### Recorded data
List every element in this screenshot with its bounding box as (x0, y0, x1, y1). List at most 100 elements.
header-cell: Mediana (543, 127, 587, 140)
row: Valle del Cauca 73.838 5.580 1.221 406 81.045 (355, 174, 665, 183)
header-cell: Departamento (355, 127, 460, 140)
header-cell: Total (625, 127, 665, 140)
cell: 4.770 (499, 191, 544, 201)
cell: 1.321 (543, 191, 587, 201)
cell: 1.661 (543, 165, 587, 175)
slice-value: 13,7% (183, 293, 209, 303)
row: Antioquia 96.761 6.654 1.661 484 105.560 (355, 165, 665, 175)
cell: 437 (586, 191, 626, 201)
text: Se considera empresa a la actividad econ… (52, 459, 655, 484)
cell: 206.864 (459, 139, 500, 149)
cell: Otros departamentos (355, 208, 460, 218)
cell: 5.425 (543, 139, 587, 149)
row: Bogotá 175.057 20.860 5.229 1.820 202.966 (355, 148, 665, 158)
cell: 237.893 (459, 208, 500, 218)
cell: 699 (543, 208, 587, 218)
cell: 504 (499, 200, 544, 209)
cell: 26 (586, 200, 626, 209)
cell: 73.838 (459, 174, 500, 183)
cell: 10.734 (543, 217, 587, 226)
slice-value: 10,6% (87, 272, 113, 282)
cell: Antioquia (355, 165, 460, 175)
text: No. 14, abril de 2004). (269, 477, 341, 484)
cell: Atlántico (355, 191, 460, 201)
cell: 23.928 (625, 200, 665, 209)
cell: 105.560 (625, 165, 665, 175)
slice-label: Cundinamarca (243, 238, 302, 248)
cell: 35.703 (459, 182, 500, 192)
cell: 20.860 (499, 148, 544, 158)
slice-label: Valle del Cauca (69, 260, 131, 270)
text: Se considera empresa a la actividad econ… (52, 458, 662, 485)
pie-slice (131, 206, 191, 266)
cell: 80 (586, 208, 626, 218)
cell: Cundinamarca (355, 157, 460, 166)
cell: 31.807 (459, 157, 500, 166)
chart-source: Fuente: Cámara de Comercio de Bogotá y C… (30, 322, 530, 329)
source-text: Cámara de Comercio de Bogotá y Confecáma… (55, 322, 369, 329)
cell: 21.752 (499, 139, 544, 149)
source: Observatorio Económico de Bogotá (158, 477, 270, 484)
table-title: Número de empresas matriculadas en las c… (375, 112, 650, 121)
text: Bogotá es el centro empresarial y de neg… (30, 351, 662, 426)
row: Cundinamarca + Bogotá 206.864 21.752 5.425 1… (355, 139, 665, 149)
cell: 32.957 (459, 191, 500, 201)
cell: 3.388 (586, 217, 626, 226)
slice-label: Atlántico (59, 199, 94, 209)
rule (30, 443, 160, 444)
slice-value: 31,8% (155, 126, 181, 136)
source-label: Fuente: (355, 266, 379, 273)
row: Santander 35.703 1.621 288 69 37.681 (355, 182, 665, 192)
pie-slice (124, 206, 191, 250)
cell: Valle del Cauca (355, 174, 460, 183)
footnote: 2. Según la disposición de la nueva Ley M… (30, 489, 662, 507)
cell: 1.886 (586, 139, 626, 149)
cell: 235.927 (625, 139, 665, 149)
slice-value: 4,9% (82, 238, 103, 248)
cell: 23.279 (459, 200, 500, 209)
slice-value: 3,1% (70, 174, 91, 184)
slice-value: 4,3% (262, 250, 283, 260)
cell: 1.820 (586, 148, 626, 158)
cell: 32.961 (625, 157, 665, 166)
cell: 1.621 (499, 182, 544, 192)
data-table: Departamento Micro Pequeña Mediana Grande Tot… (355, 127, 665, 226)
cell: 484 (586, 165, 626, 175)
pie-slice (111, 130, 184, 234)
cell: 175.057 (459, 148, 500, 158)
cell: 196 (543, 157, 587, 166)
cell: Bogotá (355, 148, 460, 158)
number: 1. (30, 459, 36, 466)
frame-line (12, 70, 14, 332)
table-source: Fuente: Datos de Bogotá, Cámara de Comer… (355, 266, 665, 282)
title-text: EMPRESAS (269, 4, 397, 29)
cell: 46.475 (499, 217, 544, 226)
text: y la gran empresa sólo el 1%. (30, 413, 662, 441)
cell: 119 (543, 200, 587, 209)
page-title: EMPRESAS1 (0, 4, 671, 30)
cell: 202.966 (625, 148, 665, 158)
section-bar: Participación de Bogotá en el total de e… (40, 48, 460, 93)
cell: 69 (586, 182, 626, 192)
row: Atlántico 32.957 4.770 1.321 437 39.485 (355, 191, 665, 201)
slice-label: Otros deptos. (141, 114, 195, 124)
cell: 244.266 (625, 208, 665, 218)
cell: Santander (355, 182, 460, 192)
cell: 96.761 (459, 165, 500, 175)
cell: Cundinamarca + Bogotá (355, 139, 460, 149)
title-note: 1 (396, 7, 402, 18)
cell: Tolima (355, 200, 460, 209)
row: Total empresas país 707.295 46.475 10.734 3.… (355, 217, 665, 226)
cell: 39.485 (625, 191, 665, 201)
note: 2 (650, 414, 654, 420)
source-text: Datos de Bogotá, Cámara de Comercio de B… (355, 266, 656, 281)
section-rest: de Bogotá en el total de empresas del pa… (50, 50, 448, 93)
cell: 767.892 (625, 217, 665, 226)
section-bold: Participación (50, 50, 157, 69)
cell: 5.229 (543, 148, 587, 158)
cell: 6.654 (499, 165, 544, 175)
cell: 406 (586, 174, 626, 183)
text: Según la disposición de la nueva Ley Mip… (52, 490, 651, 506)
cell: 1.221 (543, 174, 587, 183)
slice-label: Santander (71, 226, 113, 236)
######
:: Prompt ::
Rewrite the listing above, replacing each occurrence of "slice-label" with "pie-label" and leaving everything else unchanged.

:: The completed task ::
List every element in this screenshot with its bounding box as (x0, y0, x1, y1). List at most 100 elements.
header-cell: Mediana (543, 127, 587, 140)
row: Valle del Cauca 73.838 5.580 1.221 406 81.045 (355, 174, 665, 183)
header-cell: Departamento (355, 127, 460, 140)
header-cell: Total (625, 127, 665, 140)
cell: 4.770 (499, 191, 544, 201)
cell: 1.321 (543, 191, 587, 201)
cell: 1.661 (543, 165, 587, 175)
slice-value: 13,7% (183, 293, 209, 303)
row: Antioquia 96.761 6.654 1.661 484 105.560 (355, 165, 665, 175)
cell: 437 (586, 191, 626, 201)
text: Se considera empresa a la actividad econ… (52, 459, 655, 484)
cell: 206.864 (459, 139, 500, 149)
cell: Otros departamentos (355, 208, 460, 218)
cell: 5.425 (543, 139, 587, 149)
row: Bogotá 175.057 20.860 5.229 1.820 202.966 (355, 148, 665, 158)
cell: 237.893 (459, 208, 500, 218)
cell: 699 (543, 208, 587, 218)
cell: 504 (499, 200, 544, 209)
cell: 26 (586, 200, 626, 209)
cell: 73.838 (459, 174, 500, 183)
cell: 10.734 (543, 217, 587, 226)
slice-value: 10,6% (87, 272, 113, 282)
cell: Antioquia (355, 165, 460, 175)
text: No. 14, abril de 2004). (269, 477, 341, 484)
cell: Atlántico (355, 191, 460, 201)
cell: 23.928 (625, 200, 665, 209)
cell: 105.560 (625, 165, 665, 175)
pie-label: Cundinamarca (243, 238, 302, 248)
cell: 35.703 (459, 182, 500, 192)
cell: 20.860 (499, 148, 544, 158)
pie-label: Valle del Cauca (69, 260, 131, 270)
text: Se considera empresa a la actividad econ… (52, 458, 662, 485)
pie-slice (131, 206, 191, 266)
cell: 80 (586, 208, 626, 218)
cell: Cundinamarca (355, 157, 460, 166)
cell: 31.807 (459, 157, 500, 166)
chart-source: Fuente: Cámara de Comercio de Bogotá y C… (30, 322, 530, 329)
source-text: Cámara de Comercio de Bogotá y Confecáma… (55, 322, 369, 329)
cell: 21.752 (499, 139, 544, 149)
source: Observatorio Económico de Bogotá (158, 477, 270, 484)
table-title: Número de empresas matriculadas en las c… (375, 112, 650, 121)
text: Bogotá es el centro empresarial y de neg… (30, 351, 662, 426)
row: Cundinamarca + Bogotá 206.864 21.752 5.425 1… (355, 139, 665, 149)
cell: 32.957 (459, 191, 500, 201)
cell: 3.388 (586, 217, 626, 226)
pie-label: Atlántico (59, 199, 94, 209)
rule (30, 443, 160, 444)
slice-value: 31,8% (155, 126, 181, 136)
source-label: Fuente: (355, 266, 379, 273)
row: Santander 35.703 1.621 288 69 37.681 (355, 182, 665, 192)
pie-slice (124, 206, 191, 250)
cell: Valle del Cauca (355, 174, 460, 183)
footnote: 2. Según la disposición de la nueva Ley M… (30, 489, 662, 507)
cell: 1.886 (586, 139, 626, 149)
cell: 235.927 (625, 139, 665, 149)
slice-value: 4,9% (82, 238, 103, 248)
cell: 23.279 (459, 200, 500, 209)
slice-value: 3,1% (70, 174, 91, 184)
slice-value: 4,3% (262, 250, 283, 260)
cell: 1.820 (586, 148, 626, 158)
cell: 32.961 (625, 157, 665, 166)
cell: 1.621 (499, 182, 544, 192)
data-table: Departamento Micro Pequeña Mediana Grande Tot… (355, 127, 665, 226)
cell: 484 (586, 165, 626, 175)
pie-slice (111, 130, 184, 234)
cell: 175.057 (459, 148, 500, 158)
cell: 196 (543, 157, 587, 166)
cell: Bogotá (355, 148, 460, 158)
number: 1. (30, 459, 36, 466)
frame-line (12, 70, 14, 332)
table-source: Fuente: Datos de Bogotá, Cámara de Comer… (355, 266, 665, 282)
title-text: EMPRESAS (269, 4, 397, 29)
cell: 46.475 (499, 217, 544, 226)
text: y la gran empresa sólo el 1%. (30, 413, 662, 441)
cell: 119 (543, 200, 587, 209)
page-title: EMPRESAS1 (0, 4, 671, 30)
cell: 202.966 (625, 148, 665, 158)
section-bar: Participación de Bogotá en el total de e… (40, 48, 460, 93)
cell: 69 (586, 182, 626, 192)
row: Atlántico 32.957 4.770 1.321 437 39.485 (355, 191, 665, 201)
pie-label: Otros deptos. (141, 114, 195, 124)
cell: 244.266 (625, 208, 665, 218)
cell: Santander (355, 182, 460, 192)
cell: 96.761 (459, 165, 500, 175)
cell: Cundinamarca + Bogotá (355, 139, 460, 149)
title-note: 1 (396, 7, 402, 18)
cell: Tolima (355, 200, 460, 209)
row: Total empresas país 707.295 46.475 10.734 3.… (355, 217, 665, 226)
cell: 39.485 (625, 191, 665, 201)
note: 2 (650, 414, 654, 420)
source-text: Datos de Bogotá, Cámara de Comercio de B… (355, 266, 656, 281)
section-rest: de Bogotá en el total de empresas del pa… (50, 50, 448, 93)
cell: 767.892 (625, 217, 665, 226)
section-bold: Participación (50, 50, 157, 69)
cell: 5.229 (543, 148, 587, 158)
cell: 6.654 (499, 165, 544, 175)
cell: 406 (586, 174, 626, 183)
text: Según la disposición de la nueva Ley Mip… (52, 490, 651, 506)
cell: 1.221 (543, 174, 587, 183)
pie-label: Santander (71, 226, 113, 236)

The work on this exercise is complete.